§ **REQUEST**:
From the entries that follow, gather each line holding the word "this".

========================================================================

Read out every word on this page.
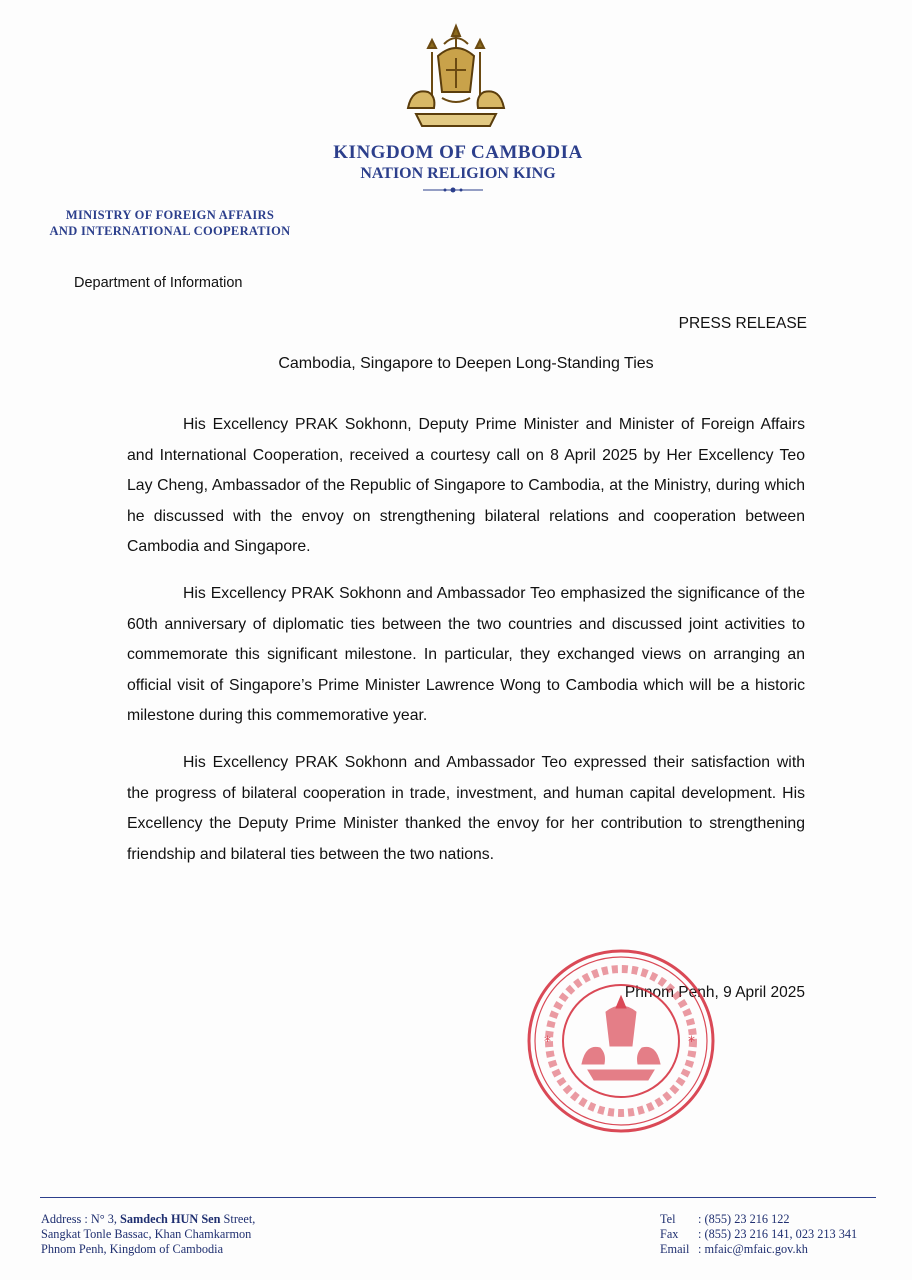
KINGDOM OF CAMBODIA
NATION RELIGION KING
MINISTRY OF FOREIGN AFFAIRS
AND INTERNATIONAL COOPERATION
Department of Information
PRESS RELEASE
Cambodia, Singapore to Deepen Long-Standing Ties

His Excellency PRAK Sokhonn, Deputy Prime Minister and Minister of Foreign Affairs and International Cooperation, received a courtesy call on 8 April 2025 by Her Excellency Teo Lay Cheng, Ambassador of the Republic of Singapore to Cambodia, at the Ministry, during which he discussed with the envoy on strengthening bilateral relations and cooperation between Cambodia and Singapore.

His Excellency PRAK Sokhonn and Ambassador Teo emphasized the significance of the 60th anniversary of diplomatic ties between the two countries and discussed joint activities to commemorate this significant milestone. In particular, they exchanged views on arranging an official visit of Singapore’s Prime Minister Lawrence Wong to Cambodia which will be a historic milestone during this commemorative year.

His Excellency PRAK Sokhonn and Ambassador Teo expressed their satisfaction with the progress of bilateral cooperation in trade, investment, and human capital development. His Excellency the Deputy Prime Minister thanked the envoy for her contribution to strengthening friendship and bilateral ties between the two nations.

Phnom Penh, 9 April 2025
*	*
Address : N° 3, Samdech HUN Sen Street,
Sangkat Tonle Bassac, Khan Chamkarmon
Phnom Penh, Kingdom of Cambodia
Tel	: (855) 23 216 122
Fax	: (855) 23 216 141, 023 213 341
Email : mfaic@mfaic.gov.kh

========================================================================

§ **TASK OUTPUT**:
Read out every word on this page.
His Excellency PRAK Sokhonn and Ambassador Teo emphasized the significance of the 60th anniversary of diplomatic ties between the two countries and discussed joint activities to commemorate this significant milestone. In particular, they exchanged views on arranging an official visit of Singapore’s Prime Minister Lawrence Wong to Cambodia which will be a historic milestone during this commemorative year.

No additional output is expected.